Word for word, retype every entry in the listing.

-- -- --

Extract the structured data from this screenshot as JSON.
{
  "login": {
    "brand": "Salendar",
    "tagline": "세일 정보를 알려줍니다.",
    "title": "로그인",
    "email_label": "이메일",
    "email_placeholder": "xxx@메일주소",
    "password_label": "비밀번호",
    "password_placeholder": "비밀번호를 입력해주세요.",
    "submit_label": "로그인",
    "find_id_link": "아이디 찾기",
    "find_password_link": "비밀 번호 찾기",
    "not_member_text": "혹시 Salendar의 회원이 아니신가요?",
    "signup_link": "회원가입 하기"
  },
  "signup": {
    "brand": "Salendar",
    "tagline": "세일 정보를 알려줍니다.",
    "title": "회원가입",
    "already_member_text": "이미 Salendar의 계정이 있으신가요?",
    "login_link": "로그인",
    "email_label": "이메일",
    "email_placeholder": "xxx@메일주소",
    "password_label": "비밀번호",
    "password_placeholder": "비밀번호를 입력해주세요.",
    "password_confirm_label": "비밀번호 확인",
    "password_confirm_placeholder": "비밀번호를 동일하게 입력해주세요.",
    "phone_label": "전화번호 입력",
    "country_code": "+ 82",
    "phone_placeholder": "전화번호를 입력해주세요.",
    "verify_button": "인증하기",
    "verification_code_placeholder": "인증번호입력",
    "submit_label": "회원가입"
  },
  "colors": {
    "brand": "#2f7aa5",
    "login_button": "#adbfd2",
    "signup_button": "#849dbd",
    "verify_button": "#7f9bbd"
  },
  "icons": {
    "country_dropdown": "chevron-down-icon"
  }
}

-- -- --

Response.
Extract the structured data from this screenshot as JSON.
{
  "login": {
    "brand": "Salendar",
    "tagline": "세일 정보를 알려줍니다.",
    "title": "로그인",
    "email_label": "이메일",
    "email_placeholder": "xxx@메일주소",
    "password_label": "비밀번호",
    "password_placeholder": "비밀번호를 입력해주세요.",
    "submit_label": "로그인",
    "find_id_link": "아이디 찾기",
    "find_password_link": "비밀 번호 찾기",
    "not_member_text": "혹시 Salendar의 회원이 아니신가요?",
    "signup_link": "회원가입 하기"
  },
  "signup": {
    "brand": "Salendar",
    "tagline": "세일 정보를 알려줍니다.",
    "title": "회원가입",
    "already_member_text": "이미 Salendar의 계정이 있으신가요?",
    "login_link": "로그인",
    "email_label": "이메일",
    "email_placeholder": "xxx@메일주소",
    "password_label": "비밀번호",
    "password_placeholder": "비밀번호를 입력해주세요.",
    "password_confirm_label": "비밀번호 확인",
    "password_confirm_placeholder": "비밀번호를 동일하게 입력해주세요.",
    "phone_label": "전화번호 입력",
    "country_code": "+ 82",
    "phone_placeholder": "전화번호를 입력해주세요.",
    "verify_button": "인증하기",
    "verification_code_placeholder": "인증번호입력",
    "submit_label": "회원가입"
  },
  "colors": {
    "brand": "#2f7aa5",
    "login_button": "#adbfd2",
    "signup_button": "#849dbd",
    "verify_button": "#7f9bbd"
  },
  "icons": {
    "country_dropdown": "chevron-down-icon"
  }
}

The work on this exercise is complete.